- Exercise input
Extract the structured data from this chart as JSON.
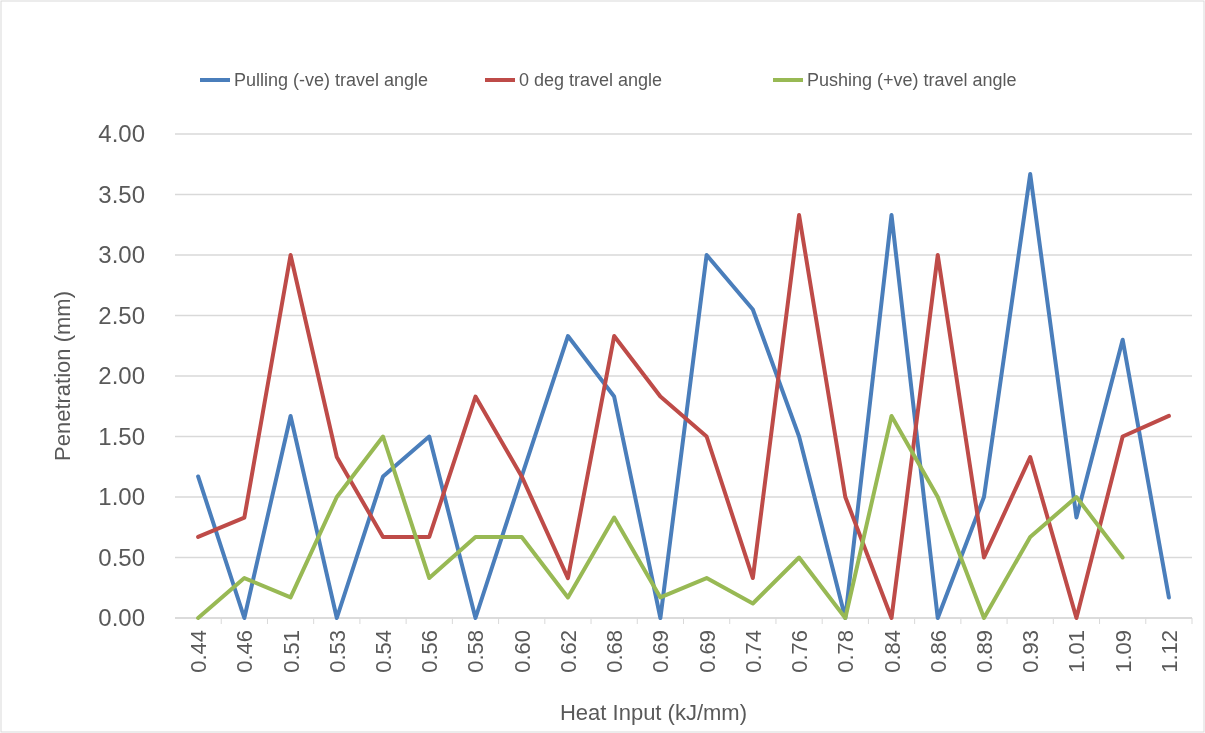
{
  "chart_data": {
    "type": "line",
    "xlabel": "Heat Input (kJ/mm)",
    "ylabel": "Penetration (mm)",
    "categories": [
      "0.44",
      "0.46",
      "0.51",
      "0.53",
      "0.54",
      "0.56",
      "0.58",
      "0.60",
      "0.62",
      "0.68",
      "0.69",
      "0.69",
      "0.74",
      "0.76",
      "0.78",
      "0.84",
      "0.86",
      "0.89",
      "0.93",
      "1.01",
      "1.09",
      "1.12"
    ],
    "series": [
      {
        "name": "Pulling (-ve) travel angle",
        "color": "#4a7ebb",
        "values": [
          1.17,
          0,
          1.67,
          0,
          1.17,
          1.5,
          0,
          1.17,
          2.33,
          1.83,
          0,
          3.0,
          2.55,
          1.5,
          0,
          3.33,
          0,
          1.0,
          3.67,
          0.83,
          2.3,
          0.17
        ]
      },
      {
        "name": "0 deg travel angle",
        "color": "#be4b48",
        "values": [
          0.67,
          0.83,
          3.0,
          1.33,
          0.67,
          0.67,
          1.83,
          1.17,
          0.33,
          2.33,
          1.83,
          1.5,
          0.33,
          3.33,
          1.0,
          0,
          3.0,
          0.5,
          1.33,
          0,
          1.5,
          1.67
        ]
      },
      {
        "name": "Pushing (+ve) travel angle",
        "color": "#98b954",
        "values": [
          0,
          0.33,
          0.17,
          1.0,
          1.5,
          0.33,
          0.67,
          0.67,
          0.17,
          0.83,
          0.17,
          0.33,
          0.12,
          0.5,
          0,
          1.67,
          1.0,
          0,
          0.67,
          1.0,
          0.5,
          null
        ]
      }
    ],
    "ylim": [
      0,
      4
    ],
    "yticks": [
      {
        "value": 0,
        "label": "0.00"
      },
      {
        "value": 0.5,
        "label": "0.50"
      },
      {
        "value": 1,
        "label": "1.00"
      },
      {
        "value": 1.5,
        "label": "1.50"
      },
      {
        "value": 2,
        "label": "2.00"
      },
      {
        "value": 2.5,
        "label": "2.50"
      },
      {
        "value": 3,
        "label": "3.00"
      },
      {
        "value": 3.5,
        "label": "3.50"
      },
      {
        "value": 4,
        "label": "4.00"
      }
    ],
    "grid": "y",
    "legend": "top",
    "marker": "none",
    "line_style": "solid"
  }
}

- Stated task
Each entry must be retyped word for word, with every image omitted.

- Correct result
Extract the structured data from this chart as JSON.
{
  "chart_data": {
    "type": "line",
    "xlabel": "Heat Input (kJ/mm)",
    "ylabel": "Penetration (mm)",
    "categories": [
      "0.44",
      "0.46",
      "0.51",
      "0.53",
      "0.54",
      "0.56",
      "0.58",
      "0.60",
      "0.62",
      "0.68",
      "0.69",
      "0.69",
      "0.74",
      "0.76",
      "0.78",
      "0.84",
      "0.86",
      "0.89",
      "0.93",
      "1.01",
      "1.09",
      "1.12"
    ],
    "series": [
      {
        "name": "Pulling (-ve) travel angle",
        "color": "#4a7ebb",
        "values": [
          1.17,
          0,
          1.67,
          0,
          1.17,
          1.5,
          0,
          1.17,
          2.33,
          1.83,
          0,
          3.0,
          2.55,
          1.5,
          0,
          3.33,
          0,
          1.0,
          3.67,
          0.83,
          2.3,
          0.17
        ]
      },
      {
        "name": "0 deg travel angle",
        "color": "#be4b48",
        "values": [
          0.67,
          0.83,
          3.0,
          1.33,
          0.67,
          0.67,
          1.83,
          1.17,
          0.33,
          2.33,
          1.83,
          1.5,
          0.33,
          3.33,
          1.0,
          0,
          3.0,
          0.5,
          1.33,
          0,
          1.5,
          1.67
        ]
      },
      {
        "name": "Pushing (+ve) travel angle",
        "color": "#98b954",
        "values": [
          0,
          0.33,
          0.17,
          1.0,
          1.5,
          0.33,
          0.67,
          0.67,
          0.17,
          0.83,
          0.17,
          0.33,
          0.12,
          0.5,
          0,
          1.67,
          1.0,
          0,
          0.67,
          1.0,
          0.5,
          null
        ]
      }
    ],
    "ylim": [
      0,
      4
    ],
    "yticks": [
      {
        "value": 0,
        "label": "0.00"
      },
      {
        "value": 0.5,
        "label": "0.50"
      },
      {
        "value": 1,
        "label": "1.00"
      },
      {
        "value": 1.5,
        "label": "1.50"
      },
      {
        "value": 2,
        "label": "2.00"
      },
      {
        "value": 2.5,
        "label": "2.50"
      },
      {
        "value": 3,
        "label": "3.00"
      },
      {
        "value": 3.5,
        "label": "3.50"
      },
      {
        "value": 4,
        "label": "4.00"
      }
    ],
    "grid": "y",
    "legend": "top",
    "marker": "none",
    "line_style": "solid"
  }
}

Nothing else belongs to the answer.